### Task brief
Copy out the whole listing exactly as written, leaving the pictures behind.

### Records provided
· · · · ·
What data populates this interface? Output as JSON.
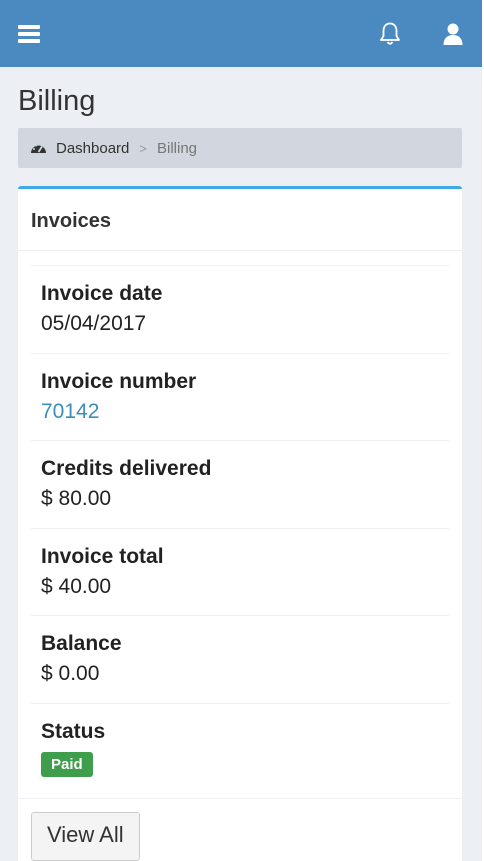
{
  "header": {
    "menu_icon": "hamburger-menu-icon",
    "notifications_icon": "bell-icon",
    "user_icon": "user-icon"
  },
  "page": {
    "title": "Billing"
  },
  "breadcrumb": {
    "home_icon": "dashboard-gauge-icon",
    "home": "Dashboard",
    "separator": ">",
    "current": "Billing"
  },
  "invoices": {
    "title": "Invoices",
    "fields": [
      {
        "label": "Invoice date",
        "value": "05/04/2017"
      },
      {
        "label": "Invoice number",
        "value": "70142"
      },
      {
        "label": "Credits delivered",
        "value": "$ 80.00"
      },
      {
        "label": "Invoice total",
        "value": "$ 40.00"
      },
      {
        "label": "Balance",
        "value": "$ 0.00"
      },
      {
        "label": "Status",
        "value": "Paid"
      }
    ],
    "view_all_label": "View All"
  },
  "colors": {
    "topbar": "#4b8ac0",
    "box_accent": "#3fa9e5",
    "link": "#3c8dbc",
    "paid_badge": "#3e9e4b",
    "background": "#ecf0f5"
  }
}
· · · · ·
### Result
What data populates this interface? Output as JSON.
{
  "header": {
    "menu_icon": "hamburger-menu-icon",
    "notifications_icon": "bell-icon",
    "user_icon": "user-icon"
  },
  "page": {
    "title": "Billing"
  },
  "breadcrumb": {
    "home_icon": "dashboard-gauge-icon",
    "home": "Dashboard",
    "separator": ">",
    "current": "Billing"
  },
  "invoices": {
    "title": "Invoices",
    "fields": [
      {
        "label": "Invoice date",
        "value": "05/04/2017"
      },
      {
        "label": "Invoice number",
        "value": "70142"
      },
      {
        "label": "Credits delivered",
        "value": "$ 80.00"
      },
      {
        "label": "Invoice total",
        "value": "$ 40.00"
      },
      {
        "label": "Balance",
        "value": "$ 0.00"
      },
      {
        "label": "Status",
        "value": "Paid"
      }
    ],
    "view_all_label": "View All"
  },
  "colors": {
    "topbar": "#4b8ac0",
    "box_accent": "#3fa9e5",
    "link": "#3c8dbc",
    "paid_badge": "#3e9e4b",
    "background": "#ecf0f5"
  }
}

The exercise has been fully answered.